◆ YOUR GOAL
List each line holding the string "customers".
== SUPPLIED MATERIAL
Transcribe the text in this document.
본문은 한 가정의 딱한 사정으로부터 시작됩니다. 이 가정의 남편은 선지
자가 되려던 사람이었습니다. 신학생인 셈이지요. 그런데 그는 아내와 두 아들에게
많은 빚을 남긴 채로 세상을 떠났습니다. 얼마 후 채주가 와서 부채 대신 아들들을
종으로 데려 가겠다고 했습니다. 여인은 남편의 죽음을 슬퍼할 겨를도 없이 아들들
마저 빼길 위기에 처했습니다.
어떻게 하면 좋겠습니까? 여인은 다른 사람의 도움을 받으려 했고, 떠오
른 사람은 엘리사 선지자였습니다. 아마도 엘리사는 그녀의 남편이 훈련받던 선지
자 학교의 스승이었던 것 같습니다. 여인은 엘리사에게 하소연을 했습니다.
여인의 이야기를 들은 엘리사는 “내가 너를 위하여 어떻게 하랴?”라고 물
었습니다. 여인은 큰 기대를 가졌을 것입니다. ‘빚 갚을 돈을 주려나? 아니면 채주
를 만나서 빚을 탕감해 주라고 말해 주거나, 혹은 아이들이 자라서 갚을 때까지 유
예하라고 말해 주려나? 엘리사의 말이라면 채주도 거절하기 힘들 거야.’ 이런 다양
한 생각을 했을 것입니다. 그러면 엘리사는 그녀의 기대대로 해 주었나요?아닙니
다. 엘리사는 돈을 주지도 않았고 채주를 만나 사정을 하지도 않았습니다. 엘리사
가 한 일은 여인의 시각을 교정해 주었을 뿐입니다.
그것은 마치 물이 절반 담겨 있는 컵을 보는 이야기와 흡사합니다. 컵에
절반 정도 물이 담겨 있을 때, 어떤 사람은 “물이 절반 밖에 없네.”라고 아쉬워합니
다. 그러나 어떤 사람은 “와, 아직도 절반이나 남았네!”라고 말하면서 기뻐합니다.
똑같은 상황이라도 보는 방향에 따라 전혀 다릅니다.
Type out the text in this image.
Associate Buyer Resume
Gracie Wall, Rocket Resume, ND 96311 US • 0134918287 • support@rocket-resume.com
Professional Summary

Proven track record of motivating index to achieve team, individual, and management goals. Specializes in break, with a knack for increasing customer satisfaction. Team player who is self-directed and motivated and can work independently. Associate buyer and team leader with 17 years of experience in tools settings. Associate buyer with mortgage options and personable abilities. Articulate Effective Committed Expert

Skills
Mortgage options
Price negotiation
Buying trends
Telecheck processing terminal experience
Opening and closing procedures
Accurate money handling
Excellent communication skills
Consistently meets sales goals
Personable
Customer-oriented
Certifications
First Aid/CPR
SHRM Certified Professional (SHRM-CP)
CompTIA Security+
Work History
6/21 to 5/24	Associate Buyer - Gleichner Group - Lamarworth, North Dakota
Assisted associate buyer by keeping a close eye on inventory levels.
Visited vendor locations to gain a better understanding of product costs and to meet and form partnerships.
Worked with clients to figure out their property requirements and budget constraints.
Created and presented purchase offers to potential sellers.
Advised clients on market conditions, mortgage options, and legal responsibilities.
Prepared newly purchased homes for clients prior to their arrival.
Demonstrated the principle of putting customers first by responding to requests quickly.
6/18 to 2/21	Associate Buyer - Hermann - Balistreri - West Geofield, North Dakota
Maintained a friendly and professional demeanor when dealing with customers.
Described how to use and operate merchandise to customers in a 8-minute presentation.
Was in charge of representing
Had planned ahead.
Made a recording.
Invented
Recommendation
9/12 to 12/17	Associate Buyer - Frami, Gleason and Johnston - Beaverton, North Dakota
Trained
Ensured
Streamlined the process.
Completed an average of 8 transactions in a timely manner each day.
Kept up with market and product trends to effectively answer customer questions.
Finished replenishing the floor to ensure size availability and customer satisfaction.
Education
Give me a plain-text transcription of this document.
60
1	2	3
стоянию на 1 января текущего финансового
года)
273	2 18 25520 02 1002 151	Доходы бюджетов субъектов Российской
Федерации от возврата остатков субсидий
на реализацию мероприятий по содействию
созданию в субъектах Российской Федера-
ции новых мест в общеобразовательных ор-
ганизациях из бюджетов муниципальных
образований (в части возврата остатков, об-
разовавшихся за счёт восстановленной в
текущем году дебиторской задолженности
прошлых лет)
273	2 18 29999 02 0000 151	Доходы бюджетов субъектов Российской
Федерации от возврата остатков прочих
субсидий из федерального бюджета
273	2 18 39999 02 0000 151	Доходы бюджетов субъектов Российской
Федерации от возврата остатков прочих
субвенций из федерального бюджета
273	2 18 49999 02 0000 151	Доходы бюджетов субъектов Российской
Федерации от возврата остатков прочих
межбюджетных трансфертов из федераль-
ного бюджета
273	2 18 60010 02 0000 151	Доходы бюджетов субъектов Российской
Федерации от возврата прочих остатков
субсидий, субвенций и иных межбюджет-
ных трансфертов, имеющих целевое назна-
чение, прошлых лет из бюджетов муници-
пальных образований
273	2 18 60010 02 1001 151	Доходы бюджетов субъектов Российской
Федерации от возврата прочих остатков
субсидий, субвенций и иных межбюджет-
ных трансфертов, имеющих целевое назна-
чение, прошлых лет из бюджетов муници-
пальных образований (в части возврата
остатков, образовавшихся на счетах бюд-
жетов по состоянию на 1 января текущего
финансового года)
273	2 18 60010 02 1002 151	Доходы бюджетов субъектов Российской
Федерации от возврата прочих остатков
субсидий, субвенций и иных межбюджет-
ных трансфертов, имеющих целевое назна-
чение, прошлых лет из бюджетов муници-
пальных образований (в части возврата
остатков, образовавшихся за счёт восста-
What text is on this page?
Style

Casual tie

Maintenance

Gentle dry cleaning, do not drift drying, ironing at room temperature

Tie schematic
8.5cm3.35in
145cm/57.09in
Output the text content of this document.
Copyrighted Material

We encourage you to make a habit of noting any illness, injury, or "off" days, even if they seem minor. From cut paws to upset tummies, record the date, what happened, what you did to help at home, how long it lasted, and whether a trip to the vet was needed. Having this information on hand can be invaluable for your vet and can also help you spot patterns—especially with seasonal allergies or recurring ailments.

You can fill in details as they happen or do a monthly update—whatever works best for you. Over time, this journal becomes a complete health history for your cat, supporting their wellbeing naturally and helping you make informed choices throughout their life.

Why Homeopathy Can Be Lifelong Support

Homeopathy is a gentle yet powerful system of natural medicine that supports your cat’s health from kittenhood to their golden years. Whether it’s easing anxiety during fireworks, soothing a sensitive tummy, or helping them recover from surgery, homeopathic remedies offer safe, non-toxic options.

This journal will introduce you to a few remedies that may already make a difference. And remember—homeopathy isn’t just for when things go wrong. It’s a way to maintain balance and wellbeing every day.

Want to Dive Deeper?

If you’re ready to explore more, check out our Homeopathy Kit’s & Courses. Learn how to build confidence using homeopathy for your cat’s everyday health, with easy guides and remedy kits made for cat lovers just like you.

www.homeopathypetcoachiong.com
====
◆ RESULT FOR THIS TASK
Demonstrated the principle of putting customers first by responding to requests quickly.
Maintained a friendly and professional demeanor when dealing with customers.
Described how to use and operate merchandise to customers in a 8-minute presentation.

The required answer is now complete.